--- BEGIN Record set ---
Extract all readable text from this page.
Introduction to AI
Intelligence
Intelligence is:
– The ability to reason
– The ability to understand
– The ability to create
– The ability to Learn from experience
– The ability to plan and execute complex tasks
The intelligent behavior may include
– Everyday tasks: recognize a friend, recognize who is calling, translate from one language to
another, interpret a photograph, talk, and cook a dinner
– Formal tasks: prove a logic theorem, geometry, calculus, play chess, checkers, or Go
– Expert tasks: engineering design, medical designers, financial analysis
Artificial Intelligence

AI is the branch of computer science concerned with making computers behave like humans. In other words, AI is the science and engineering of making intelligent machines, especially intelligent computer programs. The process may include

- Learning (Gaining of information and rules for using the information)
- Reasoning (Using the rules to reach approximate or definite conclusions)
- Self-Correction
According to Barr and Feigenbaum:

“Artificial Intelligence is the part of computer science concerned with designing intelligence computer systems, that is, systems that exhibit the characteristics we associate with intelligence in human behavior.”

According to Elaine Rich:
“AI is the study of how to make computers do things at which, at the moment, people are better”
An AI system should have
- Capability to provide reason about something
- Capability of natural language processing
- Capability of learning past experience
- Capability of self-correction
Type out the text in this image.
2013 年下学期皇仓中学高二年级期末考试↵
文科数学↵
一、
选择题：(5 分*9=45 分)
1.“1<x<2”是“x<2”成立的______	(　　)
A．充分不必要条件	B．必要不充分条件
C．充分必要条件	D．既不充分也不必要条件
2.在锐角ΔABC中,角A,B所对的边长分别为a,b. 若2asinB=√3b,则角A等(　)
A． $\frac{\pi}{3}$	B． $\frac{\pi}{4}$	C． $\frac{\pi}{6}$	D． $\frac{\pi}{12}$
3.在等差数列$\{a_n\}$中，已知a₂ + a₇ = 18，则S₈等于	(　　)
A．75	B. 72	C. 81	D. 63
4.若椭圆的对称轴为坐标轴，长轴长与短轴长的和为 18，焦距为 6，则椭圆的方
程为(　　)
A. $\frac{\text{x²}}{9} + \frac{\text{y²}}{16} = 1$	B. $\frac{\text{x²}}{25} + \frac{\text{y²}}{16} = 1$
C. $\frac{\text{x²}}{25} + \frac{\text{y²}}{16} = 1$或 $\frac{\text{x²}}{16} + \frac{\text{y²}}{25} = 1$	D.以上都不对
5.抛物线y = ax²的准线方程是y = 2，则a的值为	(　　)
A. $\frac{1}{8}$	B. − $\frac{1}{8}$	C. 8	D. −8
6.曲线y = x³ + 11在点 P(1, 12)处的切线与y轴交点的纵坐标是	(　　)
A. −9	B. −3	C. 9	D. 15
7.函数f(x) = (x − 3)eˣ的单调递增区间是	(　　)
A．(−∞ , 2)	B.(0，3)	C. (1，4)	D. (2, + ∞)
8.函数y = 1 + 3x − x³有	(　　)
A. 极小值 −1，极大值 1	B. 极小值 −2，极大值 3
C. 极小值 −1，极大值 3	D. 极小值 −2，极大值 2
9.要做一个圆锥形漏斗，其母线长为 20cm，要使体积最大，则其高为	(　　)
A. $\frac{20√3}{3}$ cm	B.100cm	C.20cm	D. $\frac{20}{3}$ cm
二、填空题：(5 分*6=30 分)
--- END Record set ---
→ **Exercise prompt**: Print all of the data exactly as it was given.

→ **The answer**:
Extract all readable text from this page.
Introduction to AI
Intelligence
Intelligence is:
– The ability to reason
– The ability to understand
– The ability to create
– The ability to Learn from experience
– The ability to plan and execute complex tasks
The intelligent behavior may include
– Everyday tasks: recognize a friend, recognize who is calling, translate from one language to
another, interpret a photograph, talk, and cook a dinner
– Formal tasks: prove a logic theorem, geometry, calculus, play chess, checkers, or Go
– Expert tasks: engineering design, medical designers, financial analysis
Artificial Intelligence

AI is the branch of computer science concerned with making computers behave like humans. In other words, AI is the science and engineering of making intelligent machines, especially intelligent computer programs. The process may include

- Learning (Gaining of information and rules for using the information)
- Reasoning (Using the rules to reach approximate or definite conclusions)
- Self-Correction
According to Barr and Feigenbaum:

“Artificial Intelligence is the part of computer science concerned with designing intelligence computer systems, that is, systems that exhibit the characteristics we associate with intelligence in human behavior.”

According to Elaine Rich:
“AI is the study of how to make computers do things at which, at the moment, people are better”
An AI system should have
- Capability to provide reason about something
- Capability of natural language processing
- Capability of learning past experience
- Capability of self-correction
Type out the text in this image.
2013 年下学期皇仓中学高二年级期末考试↵
文科数学↵
一、
选择题：(5 分*9=45 分)
1.“1<x<2”是“x<2”成立的______	(　　)
A．充分不必要条件	B．必要不充分条件
C．充分必要条件	D．既不充分也不必要条件
2.在锐角ΔABC中,角A,B所对的边长分别为a,b. 若2asinB=√3b,则角A等(　)
A． $\frac{\pi}{3}$	B． $\frac{\pi}{4}$	C． $\frac{\pi}{6}$	D． $\frac{\pi}{12}$
3.在等差数列$\{a_n\}$中，已知a₂ + a₇ = 18，则S₈等于	(　　)
A．75	B. 72	C. 81	D. 63
4.若椭圆的对称轴为坐标轴，长轴长与短轴长的和为 18，焦距为 6，则椭圆的方
程为(　　)
A. $\frac{\text{x²}}{9} + \frac{\text{y²}}{16} = 1$	B. $\frac{\text{x²}}{25} + \frac{\text{y²}}{16} = 1$
C. $\frac{\text{x²}}{25} + \frac{\text{y²}}{16} = 1$或 $\frac{\text{x²}}{16} + \frac{\text{y²}}{25} = 1$	D.以上都不对
5.抛物线y = ax²的准线方程是y = 2，则a的值为	(　　)
A. $\frac{1}{8}$	B. − $\frac{1}{8}$	C. 8	D. −8
6.曲线y = x³ + 11在点 P(1, 12)处的切线与y轴交点的纵坐标是	(　　)
A. −9	B. −3	C. 9	D. 15
7.函数f(x) = (x − 3)eˣ的单调递增区间是	(　　)
A．(−∞ , 2)	B.(0，3)	C. (1，4)	D. (2, + ∞)
8.函数y = 1 + 3x − x³有	(　　)
A. 极小值 −1，极大值 1	B. 极小值 −2，极大值 3
C. 极小值 −1，极大值 3	D. 极小值 −2，极大值 2
9.要做一个圆锥形漏斗，其母线长为 20cm，要使体积最大，则其高为	(　　)
A. $\frac{20√3}{3}$ cm	B.100cm	C.20cm	D. $\frac{20}{3}$ cm
二、填空题：(5 分*6=30 分)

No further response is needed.